• [FRAGMENTO DE ORIGEN]
+++

Imaginen la escena: René Charlebois, un señor con un currículum más negro que el futuro de un gatito en un túnel sin luz, decide que su vida no ha sido lo suficientemente… ¿espiritual? Hablamos de un antiguo sicario de los Hells Angels, con una condena de por vida por asesinato en primer grado, además de haberse confesado autor de otros dos homicidios y haber participado en la friolera de trece más durante la sangrienta guerra de bandas moteras de Quebec en los años 90. Un angelito, vaya.

+++

• [REGISTROS LISTADOS]
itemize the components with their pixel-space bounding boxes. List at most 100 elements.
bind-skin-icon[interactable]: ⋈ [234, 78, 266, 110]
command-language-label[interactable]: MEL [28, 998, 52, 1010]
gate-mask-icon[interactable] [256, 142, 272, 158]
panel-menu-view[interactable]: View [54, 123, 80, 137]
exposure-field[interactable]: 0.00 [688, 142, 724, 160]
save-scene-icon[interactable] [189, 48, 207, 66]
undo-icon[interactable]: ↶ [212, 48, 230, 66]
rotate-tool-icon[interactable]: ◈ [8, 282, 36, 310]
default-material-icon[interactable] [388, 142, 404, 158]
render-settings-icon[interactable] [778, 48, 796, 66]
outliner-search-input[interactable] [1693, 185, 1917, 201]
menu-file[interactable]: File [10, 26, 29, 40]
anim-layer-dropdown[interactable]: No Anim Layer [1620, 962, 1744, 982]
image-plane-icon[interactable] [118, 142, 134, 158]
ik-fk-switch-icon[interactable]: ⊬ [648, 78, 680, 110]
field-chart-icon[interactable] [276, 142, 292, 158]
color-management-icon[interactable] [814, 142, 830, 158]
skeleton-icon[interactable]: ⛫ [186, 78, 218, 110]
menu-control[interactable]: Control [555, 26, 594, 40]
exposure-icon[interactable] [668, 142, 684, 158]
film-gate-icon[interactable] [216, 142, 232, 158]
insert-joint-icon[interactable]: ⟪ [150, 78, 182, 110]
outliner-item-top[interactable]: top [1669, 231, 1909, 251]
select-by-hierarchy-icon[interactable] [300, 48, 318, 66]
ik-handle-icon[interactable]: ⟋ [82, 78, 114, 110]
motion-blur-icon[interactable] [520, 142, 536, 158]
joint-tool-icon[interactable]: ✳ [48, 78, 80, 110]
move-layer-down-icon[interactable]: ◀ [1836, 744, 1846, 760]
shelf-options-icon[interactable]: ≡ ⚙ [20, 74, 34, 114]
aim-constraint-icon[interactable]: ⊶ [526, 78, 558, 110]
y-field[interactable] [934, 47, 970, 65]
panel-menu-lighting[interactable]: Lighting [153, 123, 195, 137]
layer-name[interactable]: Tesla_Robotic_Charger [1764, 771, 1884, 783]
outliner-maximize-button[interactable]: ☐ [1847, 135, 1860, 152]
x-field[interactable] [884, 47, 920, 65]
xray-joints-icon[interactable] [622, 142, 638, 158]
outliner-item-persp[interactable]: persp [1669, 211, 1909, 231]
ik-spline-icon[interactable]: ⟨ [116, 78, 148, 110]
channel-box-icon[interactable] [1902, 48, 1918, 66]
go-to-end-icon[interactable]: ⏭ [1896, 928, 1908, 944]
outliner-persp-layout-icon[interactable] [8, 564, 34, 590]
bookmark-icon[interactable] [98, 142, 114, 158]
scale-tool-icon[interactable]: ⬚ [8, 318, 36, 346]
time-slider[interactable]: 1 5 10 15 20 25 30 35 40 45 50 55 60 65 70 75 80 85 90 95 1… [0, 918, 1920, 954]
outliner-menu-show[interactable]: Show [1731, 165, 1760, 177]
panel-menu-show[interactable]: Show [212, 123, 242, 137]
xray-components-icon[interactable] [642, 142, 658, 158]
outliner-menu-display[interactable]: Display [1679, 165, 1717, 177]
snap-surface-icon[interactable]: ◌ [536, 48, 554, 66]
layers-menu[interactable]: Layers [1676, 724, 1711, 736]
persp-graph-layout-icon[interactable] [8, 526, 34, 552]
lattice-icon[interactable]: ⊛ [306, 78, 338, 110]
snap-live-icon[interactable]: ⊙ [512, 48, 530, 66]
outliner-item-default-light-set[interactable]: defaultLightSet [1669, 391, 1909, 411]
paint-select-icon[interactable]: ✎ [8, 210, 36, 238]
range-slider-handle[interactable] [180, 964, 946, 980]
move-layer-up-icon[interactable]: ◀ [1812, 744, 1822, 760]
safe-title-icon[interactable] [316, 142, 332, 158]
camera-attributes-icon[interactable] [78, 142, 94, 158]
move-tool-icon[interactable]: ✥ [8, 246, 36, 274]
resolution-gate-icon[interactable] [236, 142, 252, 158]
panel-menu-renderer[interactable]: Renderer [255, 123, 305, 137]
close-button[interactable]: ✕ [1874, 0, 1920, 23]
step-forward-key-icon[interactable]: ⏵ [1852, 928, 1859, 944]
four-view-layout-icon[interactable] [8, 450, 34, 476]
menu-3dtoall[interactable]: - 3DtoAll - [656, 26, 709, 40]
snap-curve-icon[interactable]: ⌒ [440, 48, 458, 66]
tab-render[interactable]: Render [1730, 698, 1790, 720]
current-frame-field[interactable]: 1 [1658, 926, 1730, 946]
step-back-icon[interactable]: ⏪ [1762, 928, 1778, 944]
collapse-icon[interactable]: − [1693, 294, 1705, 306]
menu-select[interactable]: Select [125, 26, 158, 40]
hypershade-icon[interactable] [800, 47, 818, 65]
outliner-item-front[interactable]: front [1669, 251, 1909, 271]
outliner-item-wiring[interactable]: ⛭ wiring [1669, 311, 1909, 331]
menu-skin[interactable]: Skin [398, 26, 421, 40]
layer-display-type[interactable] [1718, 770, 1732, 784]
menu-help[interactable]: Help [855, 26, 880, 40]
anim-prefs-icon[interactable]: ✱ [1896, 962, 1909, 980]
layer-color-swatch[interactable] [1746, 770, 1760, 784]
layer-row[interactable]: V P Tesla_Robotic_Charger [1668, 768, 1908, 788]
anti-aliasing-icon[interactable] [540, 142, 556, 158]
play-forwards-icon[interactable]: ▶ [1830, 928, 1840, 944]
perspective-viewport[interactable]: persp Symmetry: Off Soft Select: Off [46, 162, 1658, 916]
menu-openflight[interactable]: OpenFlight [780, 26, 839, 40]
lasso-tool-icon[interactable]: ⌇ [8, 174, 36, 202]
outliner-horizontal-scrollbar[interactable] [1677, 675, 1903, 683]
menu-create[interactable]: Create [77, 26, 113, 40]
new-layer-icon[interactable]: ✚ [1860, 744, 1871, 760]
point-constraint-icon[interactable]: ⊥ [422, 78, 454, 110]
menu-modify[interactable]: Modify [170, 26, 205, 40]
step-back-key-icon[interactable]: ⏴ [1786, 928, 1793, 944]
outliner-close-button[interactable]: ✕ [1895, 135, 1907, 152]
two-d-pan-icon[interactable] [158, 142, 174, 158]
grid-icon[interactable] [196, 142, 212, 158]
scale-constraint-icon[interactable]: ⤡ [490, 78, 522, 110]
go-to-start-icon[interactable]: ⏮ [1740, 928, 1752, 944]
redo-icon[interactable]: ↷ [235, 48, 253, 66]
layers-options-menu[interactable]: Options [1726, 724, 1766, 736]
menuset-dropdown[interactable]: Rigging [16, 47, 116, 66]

+++

• [TAREA REQUERIDA]
Según el fragmento de origen, ¿qué condena recibió René Charlebois?

• [TU RESPUESTA]
Una condena de por vida por asesinato en primer grado.